### Problem details
Repeat, exactly and completely, the entries shown underneath.

[Data entries]
————

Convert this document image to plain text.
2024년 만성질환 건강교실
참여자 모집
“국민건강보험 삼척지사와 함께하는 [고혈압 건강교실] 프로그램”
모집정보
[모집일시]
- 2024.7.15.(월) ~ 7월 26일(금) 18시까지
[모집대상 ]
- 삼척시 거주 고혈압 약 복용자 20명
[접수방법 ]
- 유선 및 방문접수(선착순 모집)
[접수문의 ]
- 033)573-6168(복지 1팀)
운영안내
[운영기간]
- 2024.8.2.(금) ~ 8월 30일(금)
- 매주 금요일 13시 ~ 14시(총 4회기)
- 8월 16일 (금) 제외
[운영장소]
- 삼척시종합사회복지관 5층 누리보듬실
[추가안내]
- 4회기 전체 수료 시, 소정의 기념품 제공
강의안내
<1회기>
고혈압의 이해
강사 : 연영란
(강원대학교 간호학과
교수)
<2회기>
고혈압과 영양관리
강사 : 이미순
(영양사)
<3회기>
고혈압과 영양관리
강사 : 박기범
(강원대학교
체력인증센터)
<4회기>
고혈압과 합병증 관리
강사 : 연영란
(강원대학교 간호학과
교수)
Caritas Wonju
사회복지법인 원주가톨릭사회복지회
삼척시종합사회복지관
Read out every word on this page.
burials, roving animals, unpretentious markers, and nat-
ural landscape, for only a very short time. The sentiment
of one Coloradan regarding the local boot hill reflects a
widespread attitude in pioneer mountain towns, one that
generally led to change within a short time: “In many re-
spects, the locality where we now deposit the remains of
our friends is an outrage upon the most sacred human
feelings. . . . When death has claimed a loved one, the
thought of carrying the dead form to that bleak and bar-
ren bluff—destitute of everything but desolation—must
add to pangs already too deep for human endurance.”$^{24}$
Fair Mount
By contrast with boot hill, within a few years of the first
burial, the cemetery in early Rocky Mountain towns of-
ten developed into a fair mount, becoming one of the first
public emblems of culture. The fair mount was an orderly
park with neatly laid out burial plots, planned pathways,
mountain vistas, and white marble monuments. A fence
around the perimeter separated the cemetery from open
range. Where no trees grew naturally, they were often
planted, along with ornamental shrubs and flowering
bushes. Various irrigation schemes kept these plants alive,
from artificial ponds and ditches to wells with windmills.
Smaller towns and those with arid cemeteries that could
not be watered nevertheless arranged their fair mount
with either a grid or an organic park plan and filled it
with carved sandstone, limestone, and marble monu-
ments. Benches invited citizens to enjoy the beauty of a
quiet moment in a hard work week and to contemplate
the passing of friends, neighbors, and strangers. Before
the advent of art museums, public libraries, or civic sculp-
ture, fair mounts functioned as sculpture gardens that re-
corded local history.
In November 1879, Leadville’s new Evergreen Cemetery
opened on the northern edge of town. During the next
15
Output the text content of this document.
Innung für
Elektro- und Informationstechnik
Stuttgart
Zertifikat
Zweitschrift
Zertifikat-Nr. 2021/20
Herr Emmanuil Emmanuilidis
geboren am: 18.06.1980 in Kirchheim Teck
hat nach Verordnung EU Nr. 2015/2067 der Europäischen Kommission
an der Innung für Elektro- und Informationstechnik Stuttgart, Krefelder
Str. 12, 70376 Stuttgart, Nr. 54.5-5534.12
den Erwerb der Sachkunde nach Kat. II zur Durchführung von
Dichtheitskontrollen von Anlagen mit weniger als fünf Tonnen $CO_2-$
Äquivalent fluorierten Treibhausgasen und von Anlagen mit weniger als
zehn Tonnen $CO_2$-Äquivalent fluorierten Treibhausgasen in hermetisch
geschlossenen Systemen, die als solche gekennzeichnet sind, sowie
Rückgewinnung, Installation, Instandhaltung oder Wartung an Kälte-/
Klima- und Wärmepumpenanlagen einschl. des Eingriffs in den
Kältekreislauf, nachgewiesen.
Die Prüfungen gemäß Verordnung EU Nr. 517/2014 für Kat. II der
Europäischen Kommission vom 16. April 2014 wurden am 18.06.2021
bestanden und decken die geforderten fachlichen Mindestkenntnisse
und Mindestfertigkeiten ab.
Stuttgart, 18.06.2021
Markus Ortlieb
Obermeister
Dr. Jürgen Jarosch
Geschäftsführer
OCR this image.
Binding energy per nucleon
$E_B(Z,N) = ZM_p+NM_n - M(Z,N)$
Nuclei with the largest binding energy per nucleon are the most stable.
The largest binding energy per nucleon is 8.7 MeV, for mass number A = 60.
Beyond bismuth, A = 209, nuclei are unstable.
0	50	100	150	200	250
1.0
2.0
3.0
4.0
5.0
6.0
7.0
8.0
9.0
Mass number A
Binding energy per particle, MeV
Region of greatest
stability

————

### Exercise result
Convert this document image to plain text.
2024년 만성질환 건강교실
참여자 모집
“국민건강보험 삼척지사와 함께하는 [고혈압 건강교실] 프로그램”
모집정보
[모집일시]
- 2024.7.15.(월) ~ 7월 26일(금) 18시까지
[모집대상 ]
- 삼척시 거주 고혈압 약 복용자 20명
[접수방법 ]
- 유선 및 방문접수(선착순 모집)
[접수문의 ]
- 033)573-6168(복지 1팀)
운영안내
[운영기간]
- 2024.8.2.(금) ~ 8월 30일(금)
- 매주 금요일 13시 ~ 14시(총 4회기)
- 8월 16일 (금) 제외
[운영장소]
- 삼척시종합사회복지관 5층 누리보듬실
[추가안내]
- 4회기 전체 수료 시, 소정의 기념품 제공
강의안내
<1회기>
고혈압의 이해
강사 : 연영란
(강원대학교 간호학과
교수)
<2회기>
고혈압과 영양관리
강사 : 이미순
(영양사)
<3회기>
고혈압과 영양관리
강사 : 박기범
(강원대학교
체력인증센터)
<4회기>
고혈압과 합병증 관리
강사 : 연영란
(강원대학교 간호학과
교수)
Caritas Wonju
사회복지법인 원주가톨릭사회복지회
삼척시종합사회복지관
Read out every word on this page.
burials, roving animals, unpretentious markers, and nat-
ural landscape, for only a very short time. The sentiment
of one Coloradan regarding the local boot hill reflects a
widespread attitude in pioneer mountain towns, one that
generally led to change within a short time: “In many re-
spects, the locality where we now deposit the remains of
our friends is an outrage upon the most sacred human
feelings. . . . When death has claimed a loved one, the
thought of carrying the dead form to that bleak and bar-
ren bluff—destitute of everything but desolation—must
add to pangs already too deep for human endurance.”$^{24}$
Fair Mount
By contrast with boot hill, within a few years of the first
burial, the cemetery in early Rocky Mountain towns of-
ten developed into a fair mount, becoming one of the first
public emblems of culture. The fair mount was an orderly
park with neatly laid out burial plots, planned pathways,
mountain vistas, and white marble monuments. A fence
around the perimeter separated the cemetery from open
range. Where no trees grew naturally, they were often
planted, along with ornamental shrubs and flowering
bushes. Various irrigation schemes kept these plants alive,
from artificial ponds and ditches to wells with windmills.
Smaller towns and those with arid cemeteries that could
not be watered nevertheless arranged their fair mount
with either a grid or an organic park plan and filled it
with carved sandstone, limestone, and marble monu-
ments. Benches invited citizens to enjoy the beauty of a
quiet moment in a hard work week and to contemplate
the passing of friends, neighbors, and strangers. Before
the advent of art museums, public libraries, or civic sculp-
ture, fair mounts functioned as sculpture gardens that re-
corded local history.
In November 1879, Leadville’s new Evergreen Cemetery
opened on the northern edge of town. During the next
15
Output the text content of this document.
Innung für
Elektro- und Informationstechnik
Stuttgart
Zertifikat
Zweitschrift
Zertifikat-Nr. 2021/20
Herr Emmanuil Emmanuilidis
geboren am: 18.06.1980 in Kirchheim Teck
hat nach Verordnung EU Nr. 2015/2067 der Europäischen Kommission
an der Innung für Elektro- und Informationstechnik Stuttgart, Krefelder
Str. 12, 70376 Stuttgart, Nr. 54.5-5534.12
den Erwerb der Sachkunde nach Kat. II zur Durchführung von
Dichtheitskontrollen von Anlagen mit weniger als fünf Tonnen $CO_2-$
Äquivalent fluorierten Treibhausgasen und von Anlagen mit weniger als
zehn Tonnen $CO_2$-Äquivalent fluorierten Treibhausgasen in hermetisch
geschlossenen Systemen, die als solche gekennzeichnet sind, sowie
Rückgewinnung, Installation, Instandhaltung oder Wartung an Kälte-/
Klima- und Wärmepumpenanlagen einschl. des Eingriffs in den
Kältekreislauf, nachgewiesen.
Die Prüfungen gemäß Verordnung EU Nr. 517/2014 für Kat. II der
Europäischen Kommission vom 16. April 2014 wurden am 18.06.2021
bestanden und decken die geforderten fachlichen Mindestkenntnisse
und Mindestfertigkeiten ab.
Stuttgart, 18.06.2021
Markus Ortlieb
Obermeister
Dr. Jürgen Jarosch
Geschäftsführer
OCR this image.
Binding energy per nucleon
$E_B(Z,N) = ZM_p+NM_n - M(Z,N)$
Nuclei with the largest binding energy per nucleon are the most stable.
The largest binding energy per nucleon is 8.7 MeV, for mass number A = 60.
Beyond bismuth, A = 209, nuclei are unstable.
0	50	100	150	200	250
1.0
2.0
3.0
4.0
5.0
6.0
7.0
8.0
9.0
Mass number A
Binding energy per particle, MeV
Region of greatest
stability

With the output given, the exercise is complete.